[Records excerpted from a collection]
┄┄┄┄┄┄
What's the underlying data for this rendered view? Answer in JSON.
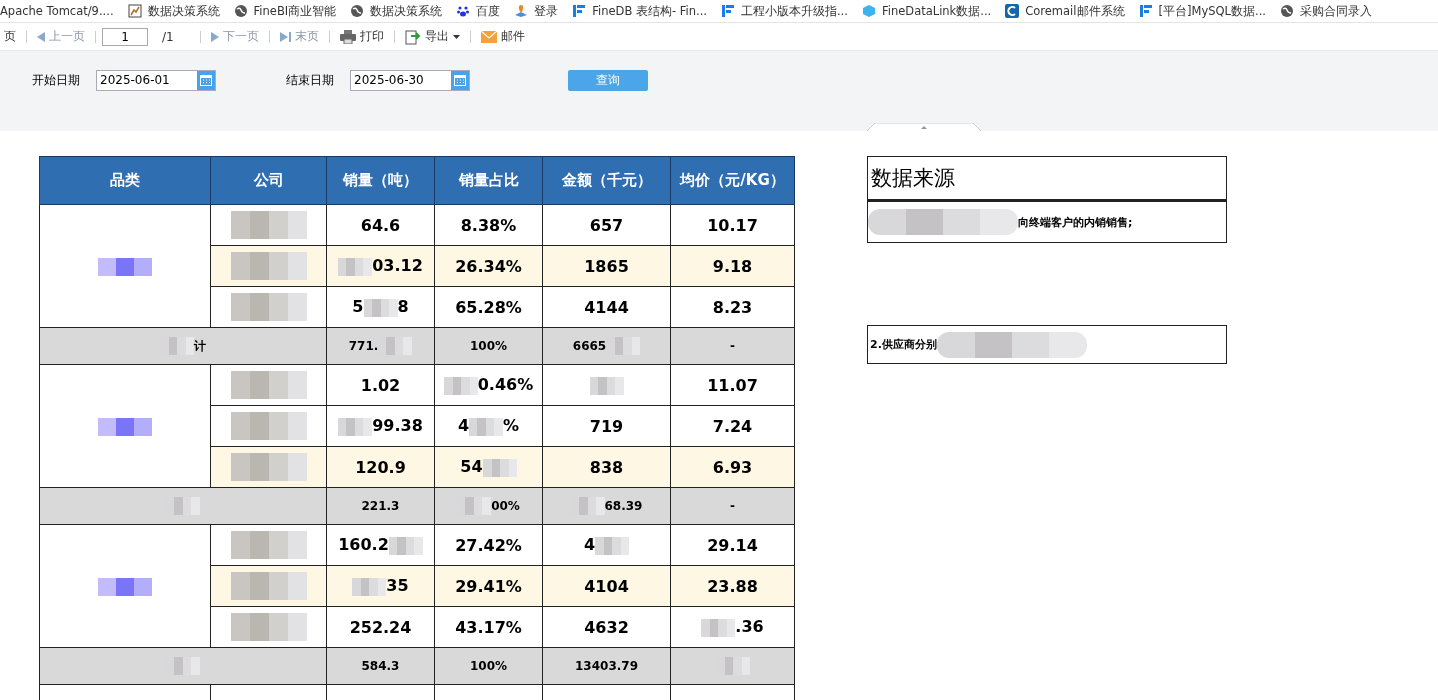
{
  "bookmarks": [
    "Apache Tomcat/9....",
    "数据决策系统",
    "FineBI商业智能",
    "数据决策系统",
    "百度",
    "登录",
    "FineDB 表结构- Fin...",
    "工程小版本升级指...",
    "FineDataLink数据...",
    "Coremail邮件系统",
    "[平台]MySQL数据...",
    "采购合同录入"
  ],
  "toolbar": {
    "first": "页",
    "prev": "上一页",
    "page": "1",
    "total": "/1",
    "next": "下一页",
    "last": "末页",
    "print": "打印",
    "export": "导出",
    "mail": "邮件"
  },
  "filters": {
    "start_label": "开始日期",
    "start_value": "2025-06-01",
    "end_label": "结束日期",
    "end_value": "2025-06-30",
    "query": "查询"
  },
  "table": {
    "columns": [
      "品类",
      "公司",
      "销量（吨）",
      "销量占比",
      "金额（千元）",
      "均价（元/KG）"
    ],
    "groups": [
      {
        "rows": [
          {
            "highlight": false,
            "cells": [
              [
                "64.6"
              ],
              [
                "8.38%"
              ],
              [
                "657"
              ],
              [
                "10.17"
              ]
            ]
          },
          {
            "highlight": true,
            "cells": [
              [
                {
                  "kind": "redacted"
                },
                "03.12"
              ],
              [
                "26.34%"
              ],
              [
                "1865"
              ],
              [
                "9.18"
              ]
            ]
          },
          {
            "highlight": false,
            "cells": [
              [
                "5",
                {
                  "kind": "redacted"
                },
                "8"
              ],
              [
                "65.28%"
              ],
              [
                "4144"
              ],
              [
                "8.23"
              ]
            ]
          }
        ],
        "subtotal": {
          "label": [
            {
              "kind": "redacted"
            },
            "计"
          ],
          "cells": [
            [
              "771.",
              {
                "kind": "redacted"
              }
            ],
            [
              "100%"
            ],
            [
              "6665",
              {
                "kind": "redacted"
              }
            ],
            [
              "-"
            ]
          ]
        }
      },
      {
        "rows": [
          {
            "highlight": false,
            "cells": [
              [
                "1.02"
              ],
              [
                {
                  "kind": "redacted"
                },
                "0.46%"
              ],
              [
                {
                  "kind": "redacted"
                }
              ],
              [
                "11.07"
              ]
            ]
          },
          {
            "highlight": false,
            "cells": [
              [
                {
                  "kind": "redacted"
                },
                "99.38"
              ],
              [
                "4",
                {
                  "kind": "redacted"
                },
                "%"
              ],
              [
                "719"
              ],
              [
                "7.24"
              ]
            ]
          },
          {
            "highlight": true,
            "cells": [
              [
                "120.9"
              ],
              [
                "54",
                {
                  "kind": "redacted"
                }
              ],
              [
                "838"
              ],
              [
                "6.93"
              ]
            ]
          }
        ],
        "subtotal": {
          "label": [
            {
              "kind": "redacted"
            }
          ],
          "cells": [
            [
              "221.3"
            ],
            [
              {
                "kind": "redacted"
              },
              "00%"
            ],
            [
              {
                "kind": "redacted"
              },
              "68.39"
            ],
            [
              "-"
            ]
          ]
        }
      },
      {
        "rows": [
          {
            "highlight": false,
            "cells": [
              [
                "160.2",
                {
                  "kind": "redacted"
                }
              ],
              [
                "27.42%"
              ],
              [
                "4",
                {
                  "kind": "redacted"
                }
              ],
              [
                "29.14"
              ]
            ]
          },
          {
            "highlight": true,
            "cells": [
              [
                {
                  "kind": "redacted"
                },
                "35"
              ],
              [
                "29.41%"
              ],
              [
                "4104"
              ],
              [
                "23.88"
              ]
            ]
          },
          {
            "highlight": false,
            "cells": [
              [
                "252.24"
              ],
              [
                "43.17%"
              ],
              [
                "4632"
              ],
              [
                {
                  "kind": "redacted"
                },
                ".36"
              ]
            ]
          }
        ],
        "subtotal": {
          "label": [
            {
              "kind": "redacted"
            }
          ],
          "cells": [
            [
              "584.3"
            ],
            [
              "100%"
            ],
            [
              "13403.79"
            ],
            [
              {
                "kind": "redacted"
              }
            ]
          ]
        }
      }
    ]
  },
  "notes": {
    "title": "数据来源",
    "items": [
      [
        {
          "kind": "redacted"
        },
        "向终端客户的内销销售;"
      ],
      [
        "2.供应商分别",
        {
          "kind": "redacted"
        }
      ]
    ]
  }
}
┄┄┄┄┄┄
#### Required task
The pictures in the entries should be left out; output everything else exactly.

#### Final result
What's the underlying data for this rendered view? Answer in JSON.
{
  "bookmarks": [
    "Apache Tomcat/9....",
    "数据决策系统",
    "FineBI商业智能",
    "数据决策系统",
    "百度",
    "登录",
    "FineDB 表结构- Fin...",
    "工程小版本升级指...",
    "FineDataLink数据...",
    "Coremail邮件系统",
    "[平台]MySQL数据...",
    "采购合同录入"
  ],
  "toolbar": {
    "first": "页",
    "prev": "上一页",
    "page": "1",
    "total": "/1",
    "next": "下一页",
    "last": "末页",
    "print": "打印",
    "export": "导出",
    "mail": "邮件"
  },
  "filters": {
    "start_label": "开始日期",
    "start_value": "2025-06-01",
    "end_label": "结束日期",
    "end_value": "2025-06-30",
    "query": "查询"
  },
  "table": {
    "columns": [
      "品类",
      "公司",
      "销量（吨）",
      "销量占比",
      "金额（千元）",
      "均价（元/KG）"
    ],
    "groups": [
      {
        "rows": [
          {
            "highlight": false,
            "cells": [
              [
                "64.6"
              ],
              [
                "8.38%"
              ],
              [
                "657"
              ],
              [
                "10.17"
              ]
            ]
          },
          {
            "highlight": true,
            "cells": [
              [
                {
                  "kind": "redacted"
                },
                "03.12"
              ],
              [
                "26.34%"
              ],
              [
                "1865"
              ],
              [
                "9.18"
              ]
            ]
          },
          {
            "highlight": false,
            "cells": [
              [
                "5",
                {
                  "kind": "redacted"
                },
                "8"
              ],
              [
                "65.28%"
              ],
              [
                "4144"
              ],
              [
                "8.23"
              ]
            ]
          }
        ],
        "subtotal": {
          "label": [
            {
              "kind": "redacted"
            },
            "计"
          ],
          "cells": [
            [
              "771.",
              {
                "kind": "redacted"
              }
            ],
            [
              "100%"
            ],
            [
              "6665",
              {
                "kind": "redacted"
              }
            ],
            [
              "-"
            ]
          ]
        }
      },
      {
        "rows": [
          {
            "highlight": false,
            "cells": [
              [
                "1.02"
              ],
              [
                {
                  "kind": "redacted"
                },
                "0.46%"
              ],
              [
                {
                  "kind": "redacted"
                }
              ],
              [
                "11.07"
              ]
            ]
          },
          {
            "highlight": false,
            "cells": [
              [
                {
                  "kind": "redacted"
                },
                "99.38"
              ],
              [
                "4",
                {
                  "kind": "redacted"
                },
                "%"
              ],
              [
                "719"
              ],
              [
                "7.24"
              ]
            ]
          },
          {
            "highlight": true,
            "cells": [
              [
                "120.9"
              ],
              [
                "54",
                {
                  "kind": "redacted"
                }
              ],
              [
                "838"
              ],
              [
                "6.93"
              ]
            ]
          }
        ],
        "subtotal": {
          "label": [
            {
              "kind": "redacted"
            }
          ],
          "cells": [
            [
              "221.3"
            ],
            [
              {
                "kind": "redacted"
              },
              "00%"
            ],
            [
              {
                "kind": "redacted"
              },
              "68.39"
            ],
            [
              "-"
            ]
          ]
        }
      },
      {
        "rows": [
          {
            "highlight": false,
            "cells": [
              [
                "160.2",
                {
                  "kind": "redacted"
                }
              ],
              [
                "27.42%"
              ],
              [
                "4",
                {
                  "kind": "redacted"
                }
              ],
              [
                "29.14"
              ]
            ]
          },
          {
            "highlight": true,
            "cells": [
              [
                {
                  "kind": "redacted"
                },
                "35"
              ],
              [
                "29.41%"
              ],
              [
                "4104"
              ],
              [
                "23.88"
              ]
            ]
          },
          {
            "highlight": false,
            "cells": [
              [
                "252.24"
              ],
              [
                "43.17%"
              ],
              [
                "4632"
              ],
              [
                {
                  "kind": "redacted"
                },
                ".36"
              ]
            ]
          }
        ],
        "subtotal": {
          "label": [
            {
              "kind": "redacted"
            }
          ],
          "cells": [
            [
              "584.3"
            ],
            [
              "100%"
            ],
            [
              "13403.79"
            ],
            [
              {
                "kind": "redacted"
              }
            ]
          ]
        }
      }
    ]
  },
  "notes": {
    "title": "数据来源",
    "items": [
      [
        {
          "kind": "redacted"
        },
        "向终端客户的内销销售;"
      ],
      [
        "2.供应商分别",
        {
          "kind": "redacted"
        }
      ]
    ]
  }
}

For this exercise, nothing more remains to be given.